Out of the lines below, please list those that hold the string "STOP".

▶ [PROVIDED INFORMATION]:
⟨

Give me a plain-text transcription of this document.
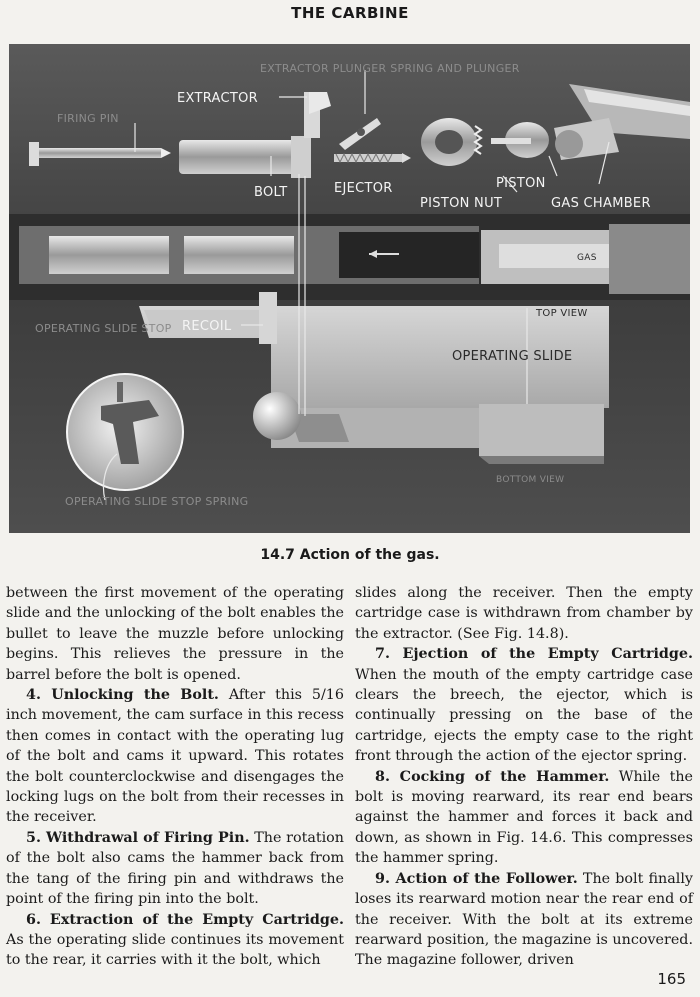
THE CARBINE
EXTRACTOR PLUNGER SPRING AND PLUNGER
EXTRACTOR
FIRING PIN
BOLT	EJECTOR	PISTON
PISTON NUT	GAS CHAMBER
GAS
RECOIL
OPERATING SLIDE STOP
TOP VIEW
OPERATING SLIDE
BOTTOM VIEW
OPERATING SLIDE STOP SPRING
14.7 Action of the gas.

between the first movement of the operating slide and the unlocking of the bolt enables the bullet to leave the muzzle before unlocking begins. This relieves the pressure in the barrel before the bolt is opened.

4. Unlocking the Bolt. After this 5/16 inch movement, the cam surface in this recess then comes in contact with the operating lug of the bolt and cams it upward. This rotates the bolt counterclockwise and disengages the locking lugs on the bolt from their recesses in the receiver.

5. Withdrawal of Firing Pin. The rotation of the bolt also cams the hammer back from the tang of the firing pin and withdraws the point of the firing pin into the bolt.

6. Extraction of the Empty Cartridge. As the operating slide continues its movement to the rear, it carries with it the bolt, which

slides along the receiver. Then the empty cartridge case is withdrawn from chamber by the extractor. (See Fig. 14.8).

7. Ejection of the Empty Cartridge. When the mouth of the empty cartridge case clears the breech, the ejector, which is continually pressing on the base of the cartridge, ejects the empty case to the right front through the action of the ejector spring.

8. Cocking of the Hammer. While the bolt is moving rearward, its rear end bears against the hammer and forces it back and down, as shown in Fig. 14.6. This compresses the hammer spring.

9. Action of the Follower. The bolt finally loses its rearward motion near the rear end of the receiver. With the bolt at its extreme rearward position, the magazine is uncovered. The magazine follower, driven

165
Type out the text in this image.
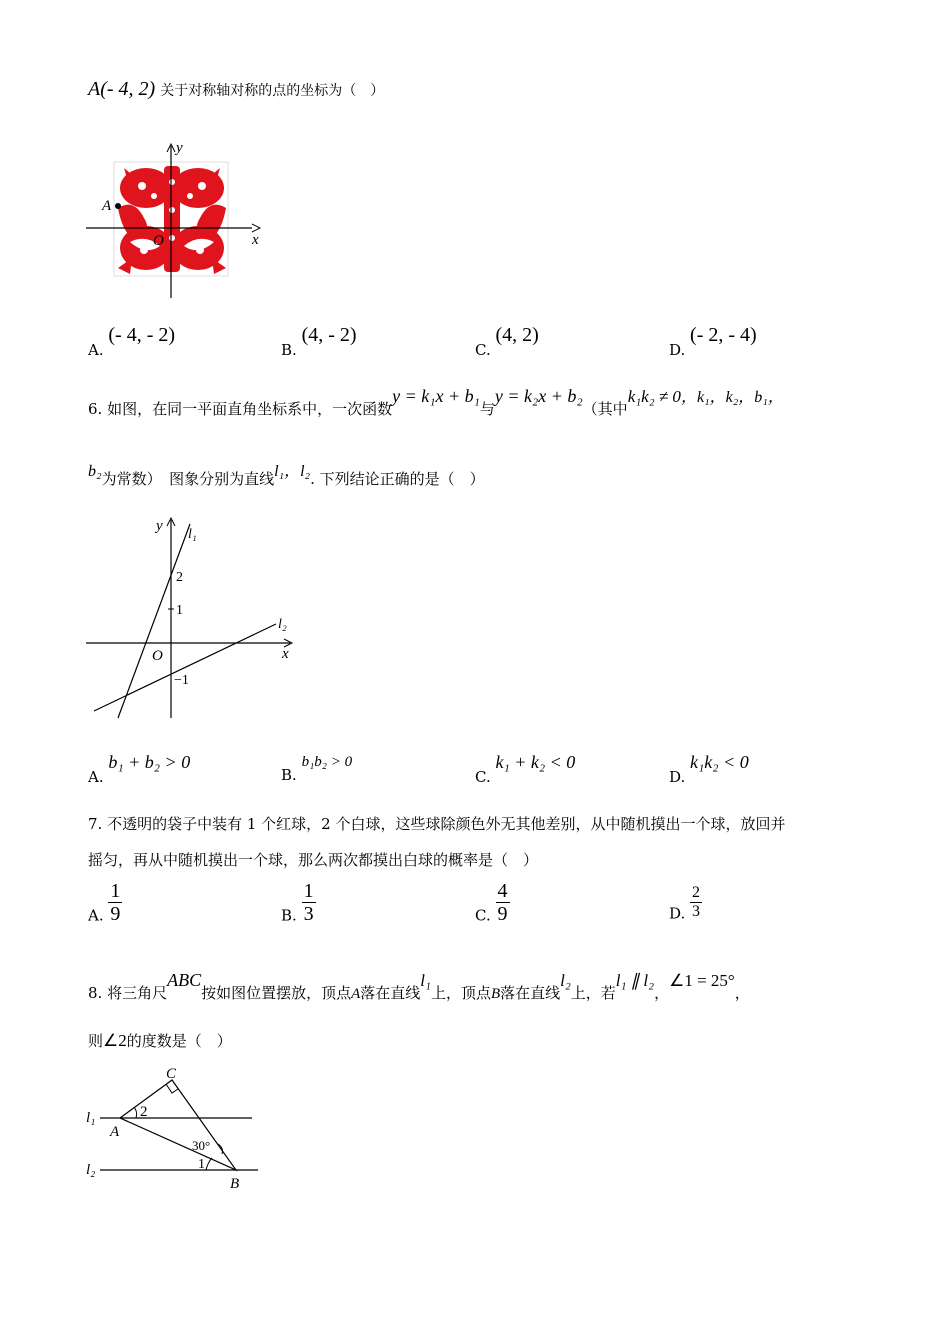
A(- 4, 2) 关于对称轴对称的点的坐标为（　）
y
x
O
A
A. (- 4, - 2)
B. (4, - 2)
C. (4, 2)
D. (- 2, - 4)
6. 如图，在同一平面直角坐标系中，一次函数y = k₁x + b₁与y = k₂x + b₂（其中k₁k₂ ≠ 0，k₁，k₂，b₁，
b₂为常数）　图象分别为直线l₁，l₂. 下列结论正确的是（　）
y
x
O
l₁
l₂
2
1
−1
A. b₁ + b₂ > 0
B. b₁b₂ > 0
C. k₁ + k₂ < 0
D. k₁k₂ < 0
7. 不透明的袋子中装有 1 个红球，2 个白球，这些球除颜色外无其他差别，从中随机摸出一个球，放回并
摇匀，再从中随机摸出一个球，那么两次都摸出白球的概率是（　）
A. $\frac{1}{9}$	B. $\frac{1}{3}$	C. $\frac{4}{9}$	D. $\frac{2}{3}$
8. 将三角尺ABC按如图位置摆放，顶点A落在直线l₁上，顶点B落在直线l₂上，若l₁ ∥ l₂，∠1 = 25°，
则∠2的度数是（　）
C
A
B
l₁
l₂
2
1
30°
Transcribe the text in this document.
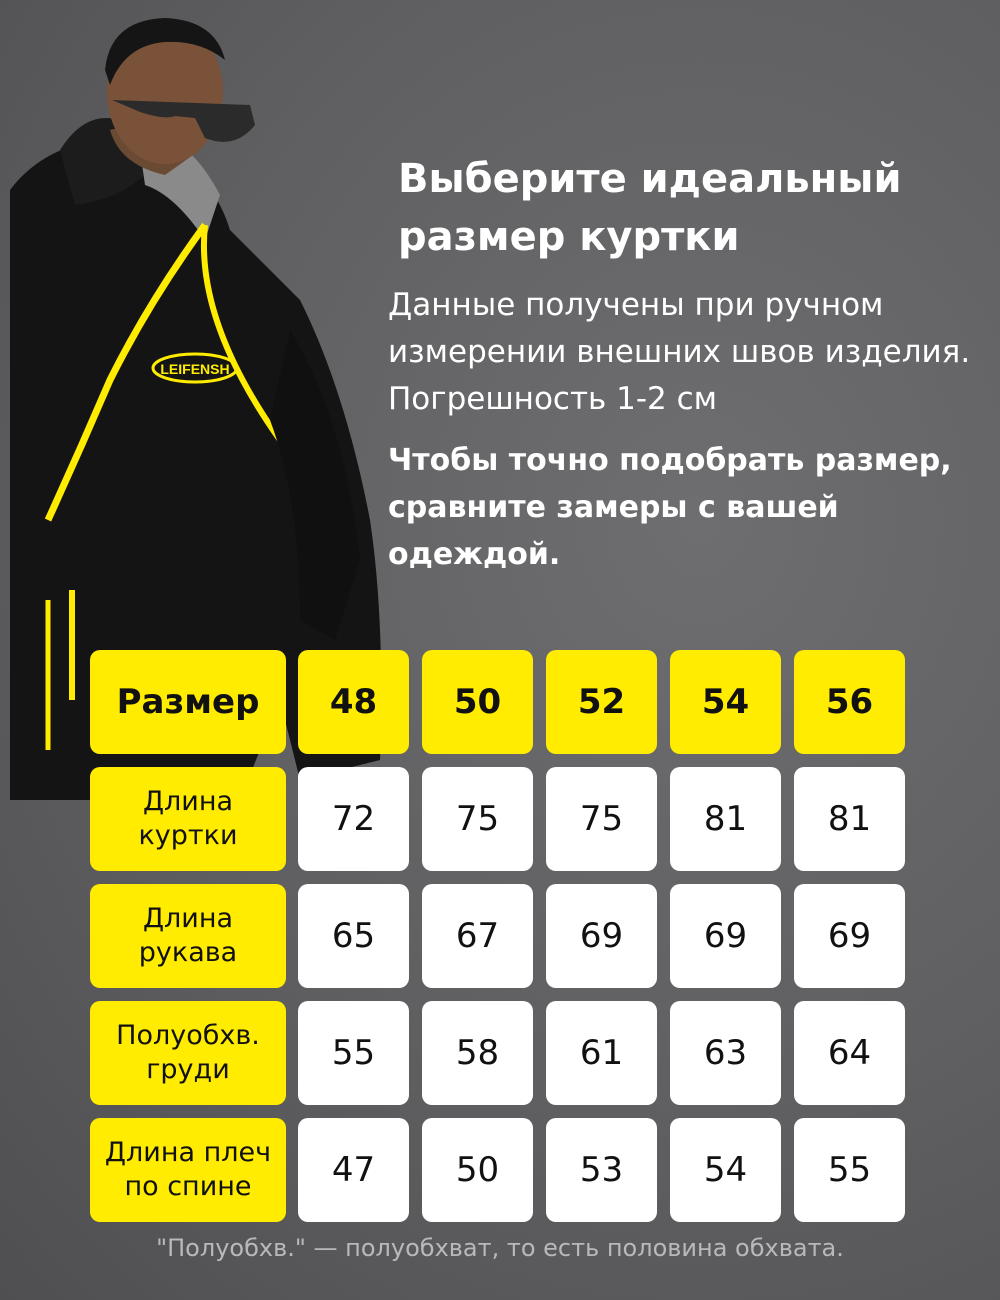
LEIFENSH
Выберите идеальный размер куртки

Данные получены при ручном измерении внешних швов изделия. Погрешность 1-2 см

Чтобы точно подобрать размер, сравните замеры с вашей одеждой.

Размер	48	50	52	54	56
Длина
куртки	72	75	75	81	81
Длина
рукава	65	67	69	69	69
Полуобхв.
груди	55	58	61	63	64
Длина плеч
по спине	47	50	53	54	55

"Полуобхв." — полуобхват, то есть половина обхвата.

⟩

▶ [EXERCISE OUTPUT]:
OPERATING SLIDE STOP
OPERATING SLIDE STOP SPRING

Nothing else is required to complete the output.